**What you are asked to do**
Check each line of the records below for the word "Monday" and copy those where it appears.

**Exercise data**
○ ○ ○ ○ ○

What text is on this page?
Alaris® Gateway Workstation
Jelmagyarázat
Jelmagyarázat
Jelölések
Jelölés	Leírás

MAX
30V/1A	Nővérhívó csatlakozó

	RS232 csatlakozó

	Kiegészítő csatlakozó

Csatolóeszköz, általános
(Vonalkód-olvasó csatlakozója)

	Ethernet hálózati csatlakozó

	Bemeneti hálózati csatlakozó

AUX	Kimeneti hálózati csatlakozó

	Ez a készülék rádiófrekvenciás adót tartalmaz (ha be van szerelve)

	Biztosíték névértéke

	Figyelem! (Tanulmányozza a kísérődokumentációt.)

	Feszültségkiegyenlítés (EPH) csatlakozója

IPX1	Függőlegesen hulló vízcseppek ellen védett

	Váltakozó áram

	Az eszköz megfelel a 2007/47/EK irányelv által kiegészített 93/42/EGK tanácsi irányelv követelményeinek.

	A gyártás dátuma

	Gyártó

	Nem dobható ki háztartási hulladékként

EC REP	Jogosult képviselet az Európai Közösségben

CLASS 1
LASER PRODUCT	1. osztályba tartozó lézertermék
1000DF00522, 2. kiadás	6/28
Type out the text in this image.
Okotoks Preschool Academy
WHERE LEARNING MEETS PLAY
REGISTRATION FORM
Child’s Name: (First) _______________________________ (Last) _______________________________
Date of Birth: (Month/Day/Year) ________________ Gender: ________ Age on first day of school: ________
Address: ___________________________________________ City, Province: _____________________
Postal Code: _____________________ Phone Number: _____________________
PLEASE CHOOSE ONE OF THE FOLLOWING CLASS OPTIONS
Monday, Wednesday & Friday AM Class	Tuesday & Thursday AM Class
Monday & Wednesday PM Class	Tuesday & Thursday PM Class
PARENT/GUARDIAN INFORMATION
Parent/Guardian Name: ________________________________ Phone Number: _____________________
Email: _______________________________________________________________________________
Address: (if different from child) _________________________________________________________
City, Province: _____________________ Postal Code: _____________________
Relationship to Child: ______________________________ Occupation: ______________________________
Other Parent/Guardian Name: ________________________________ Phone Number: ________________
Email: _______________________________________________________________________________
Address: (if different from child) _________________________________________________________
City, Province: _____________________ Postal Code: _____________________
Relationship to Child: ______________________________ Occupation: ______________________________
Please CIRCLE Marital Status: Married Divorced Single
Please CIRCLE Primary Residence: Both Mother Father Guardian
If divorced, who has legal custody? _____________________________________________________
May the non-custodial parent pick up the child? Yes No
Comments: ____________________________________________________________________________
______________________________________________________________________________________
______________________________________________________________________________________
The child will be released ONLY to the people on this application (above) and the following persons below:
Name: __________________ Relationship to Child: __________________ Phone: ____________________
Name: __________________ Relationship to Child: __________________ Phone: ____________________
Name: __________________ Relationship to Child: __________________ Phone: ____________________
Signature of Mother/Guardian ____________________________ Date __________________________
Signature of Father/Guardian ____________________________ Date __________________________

○ ○ ○ ○ ○

**Written response**
Monday, Wednesday & Friday AM Class	Tuesday & Thursday AM Class
Monday & Wednesday PM Class	Tuesday & Thursday PM Class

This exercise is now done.